_Instructions to follow_: Each record below is to be output with no change at all.

_Extracts from a graphics dataset_:
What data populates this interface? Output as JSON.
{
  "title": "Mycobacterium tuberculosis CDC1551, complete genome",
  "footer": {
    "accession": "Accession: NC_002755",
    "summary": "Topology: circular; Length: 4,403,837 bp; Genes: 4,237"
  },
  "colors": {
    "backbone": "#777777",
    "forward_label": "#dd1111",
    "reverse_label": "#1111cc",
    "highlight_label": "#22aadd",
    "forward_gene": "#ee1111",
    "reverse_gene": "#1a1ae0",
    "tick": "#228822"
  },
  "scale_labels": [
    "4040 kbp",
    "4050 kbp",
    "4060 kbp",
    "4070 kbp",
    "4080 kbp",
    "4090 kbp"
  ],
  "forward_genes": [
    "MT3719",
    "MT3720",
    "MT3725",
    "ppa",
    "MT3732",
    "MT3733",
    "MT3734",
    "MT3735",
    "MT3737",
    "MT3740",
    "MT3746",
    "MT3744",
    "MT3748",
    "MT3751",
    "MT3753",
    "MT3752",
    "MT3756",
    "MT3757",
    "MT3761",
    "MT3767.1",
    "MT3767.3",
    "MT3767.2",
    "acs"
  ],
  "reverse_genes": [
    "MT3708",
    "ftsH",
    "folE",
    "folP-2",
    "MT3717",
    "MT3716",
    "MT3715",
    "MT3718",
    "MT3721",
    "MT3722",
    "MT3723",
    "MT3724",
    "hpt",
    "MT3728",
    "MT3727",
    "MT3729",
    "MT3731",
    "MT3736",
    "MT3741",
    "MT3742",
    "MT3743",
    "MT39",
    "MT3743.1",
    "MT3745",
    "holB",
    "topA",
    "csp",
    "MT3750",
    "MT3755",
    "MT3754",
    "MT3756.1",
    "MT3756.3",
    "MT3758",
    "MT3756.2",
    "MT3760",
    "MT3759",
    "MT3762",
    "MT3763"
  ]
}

_Answer to this task_:
What data populates this interface? Output as JSON.
{
  "title": "Mycobacterium tuberculosis CDC1551, complete genome",
  "footer": {
    "accession": "Accession: NC_002755",
    "summary": "Topology: circular; Length: 4,403,837 bp; Genes: 4,237"
  },
  "colors": {
    "backbone": "#777777",
    "forward_label": "#dd1111",
    "reverse_label": "#1111cc",
    "highlight_label": "#22aadd",
    "forward_gene": "#ee1111",
    "reverse_gene": "#1a1ae0",
    "tick": "#228822"
  },
  "scale_labels": [
    "4040 kbp",
    "4050 kbp",
    "4060 kbp",
    "4070 kbp",
    "4080 kbp",
    "4090 kbp"
  ],
  "forward_genes": [
    "MT3719",
    "MT3720",
    "MT3725",
    "ppa",
    "MT3732",
    "MT3733",
    "MT3734",
    "MT3735",
    "MT3737",
    "MT3740",
    "MT3746",
    "MT3744",
    "MT3748",
    "MT3751",
    "MT3753",
    "MT3752",
    "MT3756",
    "MT3757",
    "MT3761",
    "MT3767.1",
    "MT3767.3",
    "MT3767.2",
    "acs"
  ],
  "reverse_genes": [
    "MT3708",
    "ftsH",
    "folE",
    "folP-2",
    "MT3717",
    "MT3716",
    "MT3715",
    "MT3718",
    "MT3721",
    "MT3722",
    "MT3723",
    "MT3724",
    "hpt",
    "MT3728",
    "MT3727",
    "MT3729",
    "MT3731",
    "MT3736",
    "MT3741",
    "MT3742",
    "MT3743",
    "MT39",
    "MT3743.1",
    "MT3745",
    "holB",
    "topA",
    "csp",
    "MT3750",
    "MT3755",
    "MT3754",
    "MT3756.1",
    "MT3756.3",
    "MT3758",
    "MT3756.2",
    "MT3760",
    "MT3759",
    "MT3762",
    "MT3763"
  ]
}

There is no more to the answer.